Below is a block of records; repeat all of them exactly.

Dataset excerpts:
## Begin
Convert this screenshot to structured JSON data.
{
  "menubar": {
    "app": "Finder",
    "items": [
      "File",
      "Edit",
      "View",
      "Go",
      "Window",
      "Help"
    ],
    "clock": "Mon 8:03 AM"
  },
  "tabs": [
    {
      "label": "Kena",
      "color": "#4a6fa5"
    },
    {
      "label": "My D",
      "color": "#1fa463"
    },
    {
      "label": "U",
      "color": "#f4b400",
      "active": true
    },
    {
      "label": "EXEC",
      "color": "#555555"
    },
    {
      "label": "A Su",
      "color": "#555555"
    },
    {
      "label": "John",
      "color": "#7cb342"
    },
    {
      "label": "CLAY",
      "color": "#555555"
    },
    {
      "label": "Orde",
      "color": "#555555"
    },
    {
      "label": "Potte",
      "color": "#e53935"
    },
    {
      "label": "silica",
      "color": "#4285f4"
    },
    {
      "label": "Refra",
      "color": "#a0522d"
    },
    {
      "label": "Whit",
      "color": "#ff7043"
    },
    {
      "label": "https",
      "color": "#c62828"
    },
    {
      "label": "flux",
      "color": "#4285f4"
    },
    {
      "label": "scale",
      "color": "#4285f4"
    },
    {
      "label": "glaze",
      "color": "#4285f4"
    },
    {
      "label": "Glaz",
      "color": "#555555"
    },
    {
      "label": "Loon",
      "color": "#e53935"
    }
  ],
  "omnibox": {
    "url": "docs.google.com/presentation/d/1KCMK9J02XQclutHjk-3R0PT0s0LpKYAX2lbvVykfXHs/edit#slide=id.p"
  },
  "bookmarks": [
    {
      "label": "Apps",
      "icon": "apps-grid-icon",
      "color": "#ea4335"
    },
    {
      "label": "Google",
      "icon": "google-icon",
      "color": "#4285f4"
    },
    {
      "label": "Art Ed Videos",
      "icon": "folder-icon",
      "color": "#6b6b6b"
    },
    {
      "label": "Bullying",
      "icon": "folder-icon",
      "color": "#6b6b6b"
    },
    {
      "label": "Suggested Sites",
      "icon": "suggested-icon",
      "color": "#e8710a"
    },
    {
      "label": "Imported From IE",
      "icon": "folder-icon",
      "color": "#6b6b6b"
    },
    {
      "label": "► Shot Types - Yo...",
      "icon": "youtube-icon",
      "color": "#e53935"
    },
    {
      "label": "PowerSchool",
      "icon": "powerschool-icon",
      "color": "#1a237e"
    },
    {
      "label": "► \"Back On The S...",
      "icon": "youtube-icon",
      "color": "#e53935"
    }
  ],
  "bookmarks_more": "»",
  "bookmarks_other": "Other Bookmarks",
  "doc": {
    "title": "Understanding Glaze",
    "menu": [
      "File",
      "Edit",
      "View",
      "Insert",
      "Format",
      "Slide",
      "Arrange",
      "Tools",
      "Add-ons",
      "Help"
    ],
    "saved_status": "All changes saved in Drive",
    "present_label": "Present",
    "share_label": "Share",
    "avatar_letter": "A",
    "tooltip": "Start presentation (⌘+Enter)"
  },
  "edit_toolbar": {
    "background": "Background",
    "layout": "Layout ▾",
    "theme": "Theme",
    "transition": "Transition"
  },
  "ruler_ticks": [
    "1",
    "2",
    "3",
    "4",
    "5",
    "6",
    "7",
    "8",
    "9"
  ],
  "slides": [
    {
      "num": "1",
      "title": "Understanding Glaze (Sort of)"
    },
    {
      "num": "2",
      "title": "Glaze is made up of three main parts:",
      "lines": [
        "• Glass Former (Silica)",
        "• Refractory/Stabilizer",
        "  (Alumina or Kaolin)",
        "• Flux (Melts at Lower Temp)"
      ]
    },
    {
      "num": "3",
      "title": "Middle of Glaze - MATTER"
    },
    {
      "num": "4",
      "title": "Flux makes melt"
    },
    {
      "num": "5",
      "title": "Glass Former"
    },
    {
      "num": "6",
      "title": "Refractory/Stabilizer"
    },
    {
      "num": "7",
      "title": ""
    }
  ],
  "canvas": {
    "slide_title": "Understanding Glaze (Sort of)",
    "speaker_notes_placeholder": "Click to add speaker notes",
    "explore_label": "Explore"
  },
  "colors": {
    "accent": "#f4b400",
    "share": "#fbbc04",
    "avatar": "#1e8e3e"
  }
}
## End
▸ WRITTEN RESPONSE:
Convert this screenshot to structured JSON data.
{
  "menubar": {
    "app": "Finder",
    "items": [
      "File",
      "Edit",
      "View",
      "Go",
      "Window",
      "Help"
    ],
    "clock": "Mon 8:03 AM"
  },
  "tabs": [
    {
      "label": "Kena",
      "color": "#4a6fa5"
    },
    {
      "label": "My D",
      "color": "#1fa463"
    },
    {
      "label": "U",
      "color": "#f4b400",
      "active": true
    },
    {
      "label": "EXEC",
      "color": "#555555"
    },
    {
      "label": "A Su",
      "color": "#555555"
    },
    {
      "label": "John",
      "color": "#7cb342"
    },
    {
      "label": "CLAY",
      "color": "#555555"
    },
    {
      "label": "Orde",
      "color": "#555555"
    },
    {
      "label": "Potte",
      "color": "#e53935"
    },
    {
      "label": "silica",
      "color": "#4285f4"
    },
    {
      "label": "Refra",
      "color": "#a0522d"
    },
    {
      "label": "Whit",
      "color": "#ff7043"
    },
    {
      "label": "https",
      "color": "#c62828"
    },
    {
      "label": "flux",
      "color": "#4285f4"
    },
    {
      "label": "scale",
      "color": "#4285f4"
    },
    {
      "label": "glaze",
      "color": "#4285f4"
    },
    {
      "label": "Glaz",
      "color": "#555555"
    },
    {
      "label": "Loon",
      "color": "#e53935"
    }
  ],
  "omnibox": {
    "url": "docs.google.com/presentation/d/1KCMK9J02XQclutHjk-3R0PT0s0LpKYAX2lbvVykfXHs/edit#slide=id.p"
  },
  "bookmarks": [
    {
      "label": "Apps",
      "icon": "apps-grid-icon",
      "color": "#ea4335"
    },
    {
      "label": "Google",
      "icon": "google-icon",
      "color": "#4285f4"
    },
    {
      "label": "Art Ed Videos",
      "icon": "folder-icon",
      "color": "#6b6b6b"
    },
    {
      "label": "Bullying",
      "icon": "folder-icon",
      "color": "#6b6b6b"
    },
    {
      "label": "Suggested Sites",
      "icon": "suggested-icon",
      "color": "#e8710a"
    },
    {
      "label": "Imported From IE",
      "icon": "folder-icon",
      "color": "#6b6b6b"
    },
    {
      "label": "► Shot Types - Yo...",
      "icon": "youtube-icon",
      "color": "#e53935"
    },
    {
      "label": "PowerSchool",
      "icon": "powerschool-icon",
      "color": "#1a237e"
    },
    {
      "label": "► \"Back On The S...",
      "icon": "youtube-icon",
      "color": "#e53935"
    }
  ],
  "bookmarks_more": "»",
  "bookmarks_other": "Other Bookmarks",
  "doc": {
    "title": "Understanding Glaze",
    "menu": [
      "File",
      "Edit",
      "View",
      "Insert",
      "Format",
      "Slide",
      "Arrange",
      "Tools",
      "Add-ons",
      "Help"
    ],
    "saved_status": "All changes saved in Drive",
    "present_label": "Present",
    "share_label": "Share",
    "avatar_letter": "A",
    "tooltip": "Start presentation (⌘+Enter)"
  },
  "edit_toolbar": {
    "background": "Background",
    "layout": "Layout ▾",
    "theme": "Theme",
    "transition": "Transition"
  },
  "ruler_ticks": [
    "1",
    "2",
    "3",
    "4",
    "5",
    "6",
    "7",
    "8",
    "9"
  ],
  "slides": [
    {
      "num": "1",
      "title": "Understanding Glaze (Sort of)"
    },
    {
      "num": "2",
      "title": "Glaze is made up of three main parts:",
      "lines": [
        "• Glass Former (Silica)",
        "• Refractory/Stabilizer",
        "  (Alumina or Kaolin)",
        "• Flux (Melts at Lower Temp)"
      ]
    },
    {
      "num": "3",
      "title": "Middle of Glaze - MATTER"
    },
    {
      "num": "4",
      "title": "Flux makes melt"
    },
    {
      "num": "5",
      "title": "Glass Former"
    },
    {
      "num": "6",
      "title": "Refractory/Stabilizer"
    },
    {
      "num": "7",
      "title": ""
    }
  ],
  "canvas": {
    "slide_title": "Understanding Glaze (Sort of)",
    "speaker_notes_placeholder": "Click to add speaker notes",
    "explore_label": "Explore"
  },
  "colors": {
    "accent": "#f4b400",
    "share": "#fbbc04",
    "avatar": "#1e8e3e"
  }
}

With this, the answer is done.